PROBLEM: According to the passage on self-insight and competence, by how much did poor performers in the college debate tournament overestimate the number of matches they were winning?

DOCUMENT TEXT:

In this manuscript, we examined the relationship between self-insight and level of competence. In all, we considered three explanations for the dramatic overconfidence seen among the unskilled — (a) that it is merely a statistical or methodological artifact, (b) that it stems from insufficient motivation to be accurate and (c) that it stems from a true inability to distinguish weak from strong performance. The studies described herein are most consistent with Kruger and Dunning’s (1999) explanation, that a lack of skill leaves individuals both performing poorly and unable to recognize their poor performances.
We found that overestimation among poor performers emerged across a variety of tasks and in real world settings (Section 1). In Study 1, for example, students performing poorly on a class exam reported that they had outperformed a majority of their peers. In Study 2, poor performers in a college debate tournament overestimated the number of matches they were winning by 167%. We also found that overestimation among the unskilled did not depend on the measure used. Burson et al. (2006) argued that what appeared to be lesser self-insight among the incompetent had more to do with task difficulty coupled with the use of relative measures. If, instead, Kruger and Dunning (1999) were right that a lack of skill creates an inability to evaluate one’s performance, poor performers should make erroneous estimates of absolute as well as relative performance and on difficult as well as easy tasks. We found support for these conclusions. Within the 5 studies in this manuscript, poor performers offered overconfident assessments of their absolute performance (e.g., raw score on test; judge’s rating on debate performance) as well as ones of relative performance on a range of challenging real world tasks.
Further, this pattern of overestimation cannot be attributed to a mere statistical artifact, as suggested by Krueger & Mueller (2002), based on notions of statistical reliability and measurement error. We estimated the level of reliability our performance measures possessed in two different ways (test-retest reliability in Study 1 and internal consistency in Study 2). After correcting for imperfections in reliability in both studies, we found that the magnitude of misestimates by bottom and top performance were reduced slightly, but that the misestimates that each group provided were still left largely intact.

EXTRACTED RECORDS:
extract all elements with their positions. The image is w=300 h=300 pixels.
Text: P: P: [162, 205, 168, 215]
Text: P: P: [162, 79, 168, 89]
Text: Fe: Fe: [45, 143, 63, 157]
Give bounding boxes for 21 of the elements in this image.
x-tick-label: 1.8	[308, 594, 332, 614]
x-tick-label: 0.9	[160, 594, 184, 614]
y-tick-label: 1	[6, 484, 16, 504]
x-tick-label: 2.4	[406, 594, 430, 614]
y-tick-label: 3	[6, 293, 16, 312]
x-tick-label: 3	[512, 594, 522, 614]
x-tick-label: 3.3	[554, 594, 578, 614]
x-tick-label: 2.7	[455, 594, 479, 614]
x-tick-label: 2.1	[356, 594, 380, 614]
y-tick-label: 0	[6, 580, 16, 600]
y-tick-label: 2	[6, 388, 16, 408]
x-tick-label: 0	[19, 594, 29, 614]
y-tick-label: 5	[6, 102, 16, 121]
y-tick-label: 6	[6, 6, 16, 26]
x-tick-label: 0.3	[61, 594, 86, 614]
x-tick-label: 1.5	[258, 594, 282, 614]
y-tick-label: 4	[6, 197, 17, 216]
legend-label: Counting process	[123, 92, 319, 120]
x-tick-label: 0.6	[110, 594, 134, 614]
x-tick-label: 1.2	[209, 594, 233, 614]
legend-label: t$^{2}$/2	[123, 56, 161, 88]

RESULT: By 167%.